◆ **THE RECORDS**:
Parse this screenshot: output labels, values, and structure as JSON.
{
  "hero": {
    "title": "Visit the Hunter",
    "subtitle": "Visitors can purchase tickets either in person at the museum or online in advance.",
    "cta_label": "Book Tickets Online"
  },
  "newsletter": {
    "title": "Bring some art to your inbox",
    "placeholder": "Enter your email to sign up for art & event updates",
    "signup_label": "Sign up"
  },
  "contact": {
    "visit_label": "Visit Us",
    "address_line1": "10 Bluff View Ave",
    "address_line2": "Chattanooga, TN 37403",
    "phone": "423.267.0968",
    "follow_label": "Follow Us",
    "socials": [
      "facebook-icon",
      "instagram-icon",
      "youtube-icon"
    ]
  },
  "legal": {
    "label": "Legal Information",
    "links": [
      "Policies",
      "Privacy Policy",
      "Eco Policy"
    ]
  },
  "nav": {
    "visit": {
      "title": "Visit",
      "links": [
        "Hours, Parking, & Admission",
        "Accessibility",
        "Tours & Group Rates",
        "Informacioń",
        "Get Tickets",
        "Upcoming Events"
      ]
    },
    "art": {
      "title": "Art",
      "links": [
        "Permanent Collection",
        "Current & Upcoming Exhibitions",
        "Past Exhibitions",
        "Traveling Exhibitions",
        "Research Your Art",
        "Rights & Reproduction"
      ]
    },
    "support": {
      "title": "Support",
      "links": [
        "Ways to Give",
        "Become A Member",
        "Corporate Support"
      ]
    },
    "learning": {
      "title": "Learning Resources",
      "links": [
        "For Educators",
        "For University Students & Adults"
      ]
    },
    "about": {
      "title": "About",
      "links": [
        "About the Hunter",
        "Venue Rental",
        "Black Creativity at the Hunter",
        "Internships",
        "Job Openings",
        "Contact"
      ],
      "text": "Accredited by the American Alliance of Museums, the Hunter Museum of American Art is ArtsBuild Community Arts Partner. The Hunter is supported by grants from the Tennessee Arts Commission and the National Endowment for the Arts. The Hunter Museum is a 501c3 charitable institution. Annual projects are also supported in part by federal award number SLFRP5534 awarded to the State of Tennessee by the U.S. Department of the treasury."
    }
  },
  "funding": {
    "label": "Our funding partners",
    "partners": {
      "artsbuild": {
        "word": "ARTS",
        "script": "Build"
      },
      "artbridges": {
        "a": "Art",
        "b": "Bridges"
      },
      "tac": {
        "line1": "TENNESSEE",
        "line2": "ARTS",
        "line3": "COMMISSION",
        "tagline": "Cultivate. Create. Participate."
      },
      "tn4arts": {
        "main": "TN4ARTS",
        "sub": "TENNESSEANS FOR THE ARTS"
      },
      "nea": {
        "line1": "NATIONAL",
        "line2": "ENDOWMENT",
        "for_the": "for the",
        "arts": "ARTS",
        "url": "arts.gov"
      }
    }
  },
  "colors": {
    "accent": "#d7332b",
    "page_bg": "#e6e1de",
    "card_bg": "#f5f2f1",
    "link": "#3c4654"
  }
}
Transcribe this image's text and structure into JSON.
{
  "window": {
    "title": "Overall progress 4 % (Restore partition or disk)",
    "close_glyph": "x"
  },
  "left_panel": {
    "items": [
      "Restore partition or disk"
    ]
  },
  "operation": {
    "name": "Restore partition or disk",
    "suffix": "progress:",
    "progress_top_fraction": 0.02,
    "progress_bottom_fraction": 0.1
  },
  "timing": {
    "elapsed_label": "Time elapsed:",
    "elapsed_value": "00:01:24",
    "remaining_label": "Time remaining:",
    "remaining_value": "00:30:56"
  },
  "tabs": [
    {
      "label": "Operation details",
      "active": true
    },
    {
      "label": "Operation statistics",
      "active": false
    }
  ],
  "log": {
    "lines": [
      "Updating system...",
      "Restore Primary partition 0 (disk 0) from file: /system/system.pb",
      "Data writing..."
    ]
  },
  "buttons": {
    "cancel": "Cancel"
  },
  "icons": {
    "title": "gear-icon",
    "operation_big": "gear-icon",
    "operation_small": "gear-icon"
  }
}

◆ **REQUEST**: Repeat the data above exactly.

◆ **SOLUTION TO THE EXERCISE**:
Parse this screenshot: output labels, values, and structure as JSON.
{
  "hero": {
    "title": "Visit the Hunter",
    "subtitle": "Visitors can purchase tickets either in person at the museum or online in advance.",
    "cta_label": "Book Tickets Online"
  },
  "newsletter": {
    "title": "Bring some art to your inbox",
    "placeholder": "Enter your email to sign up for art & event updates",
    "signup_label": "Sign up"
  },
  "contact": {
    "visit_label": "Visit Us",
    "address_line1": "10 Bluff View Ave",
    "address_line2": "Chattanooga, TN 37403",
    "phone": "423.267.0968",
    "follow_label": "Follow Us",
    "socials": [
      "facebook-icon",
      "instagram-icon",
      "youtube-icon"
    ]
  },
  "legal": {
    "label": "Legal Information",
    "links": [
      "Policies",
      "Privacy Policy",
      "Eco Policy"
    ]
  },
  "nav": {
    "visit": {
      "title": "Visit",
      "links": [
        "Hours, Parking, & Admission",
        "Accessibility",
        "Tours & Group Rates",
        "Informacioń",
        "Get Tickets",
        "Upcoming Events"
      ]
    },
    "art": {
      "title": "Art",
      "links": [
        "Permanent Collection",
        "Current & Upcoming Exhibitions",
        "Past Exhibitions",
        "Traveling Exhibitions",
        "Research Your Art",
        "Rights & Reproduction"
      ]
    },
    "support": {
      "title": "Support",
      "links": [
        "Ways to Give",
        "Become A Member",
        "Corporate Support"
      ]
    },
    "learning": {
      "title": "Learning Resources",
      "links": [
        "For Educators",
        "For University Students & Adults"
      ]
    },
    "about": {
      "title": "About",
      "links": [
        "About the Hunter",
        "Venue Rental",
        "Black Creativity at the Hunter",
        "Internships",
        "Job Openings",
        "Contact"
      ],
      "text": "Accredited by the American Alliance of Museums, the Hunter Museum of American Art is ArtsBuild Community Arts Partner. The Hunter is supported by grants from the Tennessee Arts Commission and the National Endowment for the Arts. The Hunter Museum is a 501c3 charitable institution. Annual projects are also supported in part by federal award number SLFRP5534 awarded to the State of Tennessee by the U.S. Department of the treasury."
    }
  },
  "funding": {
    "label": "Our funding partners",
    "partners": {
      "artsbuild": {
        "word": "ARTS",
        "script": "Build"
      },
      "artbridges": {
        "a": "Art",
        "b": "Bridges"
      },
      "tac": {
        "line1": "TENNESSEE",
        "line2": "ARTS",
        "line3": "COMMISSION",
        "tagline": "Cultivate. Create. Participate."
      },
      "tn4arts": {
        "main": "TN4ARTS",
        "sub": "TENNESSEANS FOR THE ARTS"
      },
      "nea": {
        "line1": "NATIONAL",
        "line2": "ENDOWMENT",
        "for_the": "for the",
        "arts": "ARTS",
        "url": "arts.gov"
      }
    }
  },
  "colors": {
    "accent": "#d7332b",
    "page_bg": "#e6e1de",
    "card_bg": "#f5f2f1",
    "link": "#3c4654"
  }
}
Transcribe this image's text and structure into JSON.
{
  "window": {
    "title": "Overall progress 4 % (Restore partition or disk)",
    "close_glyph": "x"
  },
  "left_panel": {
    "items": [
      "Restore partition or disk"
    ]
  },
  "operation": {
    "name": "Restore partition or disk",
    "suffix": "progress:",
    "progress_top_fraction": 0.02,
    "progress_bottom_fraction": 0.1
  },
  "timing": {
    "elapsed_label": "Time elapsed:",
    "elapsed_value": "00:01:24",
    "remaining_label": "Time remaining:",
    "remaining_value": "00:30:56"
  },
  "tabs": [
    {
      "label": "Operation details",
      "active": true
    },
    {
      "label": "Operation statistics",
      "active": false
    }
  ],
  "log": {
    "lines": [
      "Updating system...",
      "Restore Primary partition 0 (disk 0) from file: /system/system.pb",
      "Data writing..."
    ]
  },
  "buttons": {
    "cancel": "Cancel"
  },
  "icons": {
    "title": "gear-icon",
    "operation_big": "gear-icon",
    "operation_small": "gear-icon"
  }
}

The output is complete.